— WHAT TO WORK ON —
Gather, from the data below, each line in which the word "JSON" occurs.

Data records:
· · · · ·
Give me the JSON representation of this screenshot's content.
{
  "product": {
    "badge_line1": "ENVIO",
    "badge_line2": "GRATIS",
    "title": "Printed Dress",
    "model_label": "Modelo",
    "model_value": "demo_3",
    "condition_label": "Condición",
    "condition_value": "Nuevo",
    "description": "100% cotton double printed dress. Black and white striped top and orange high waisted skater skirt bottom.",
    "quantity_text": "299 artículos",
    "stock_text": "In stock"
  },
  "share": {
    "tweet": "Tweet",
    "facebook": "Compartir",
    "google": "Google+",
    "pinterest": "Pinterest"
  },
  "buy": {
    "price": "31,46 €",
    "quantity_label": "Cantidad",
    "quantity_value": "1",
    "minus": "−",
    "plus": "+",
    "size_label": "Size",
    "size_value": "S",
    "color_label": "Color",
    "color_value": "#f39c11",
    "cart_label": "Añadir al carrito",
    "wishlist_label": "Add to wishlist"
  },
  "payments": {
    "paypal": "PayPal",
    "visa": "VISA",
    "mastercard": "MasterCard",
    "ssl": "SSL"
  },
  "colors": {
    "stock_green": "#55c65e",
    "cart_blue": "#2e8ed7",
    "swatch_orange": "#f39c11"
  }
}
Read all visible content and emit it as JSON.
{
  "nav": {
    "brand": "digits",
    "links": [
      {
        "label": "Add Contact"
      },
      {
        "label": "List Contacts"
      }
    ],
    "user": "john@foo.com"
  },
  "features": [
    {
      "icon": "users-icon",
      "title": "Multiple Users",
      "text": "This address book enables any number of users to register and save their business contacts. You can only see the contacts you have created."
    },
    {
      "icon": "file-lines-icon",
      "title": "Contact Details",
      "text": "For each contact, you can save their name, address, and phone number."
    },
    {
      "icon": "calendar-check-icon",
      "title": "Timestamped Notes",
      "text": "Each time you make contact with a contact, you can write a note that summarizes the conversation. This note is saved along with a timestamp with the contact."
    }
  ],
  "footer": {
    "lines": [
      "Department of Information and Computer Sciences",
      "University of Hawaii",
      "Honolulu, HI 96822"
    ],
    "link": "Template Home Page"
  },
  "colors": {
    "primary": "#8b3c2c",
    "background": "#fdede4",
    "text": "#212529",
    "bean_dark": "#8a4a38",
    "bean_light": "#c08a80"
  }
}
· · · · ·
— EXERCISE RESPONSE —
Give me the JSON representation of this screenshot's content.
Read all visible content and emit it as JSON.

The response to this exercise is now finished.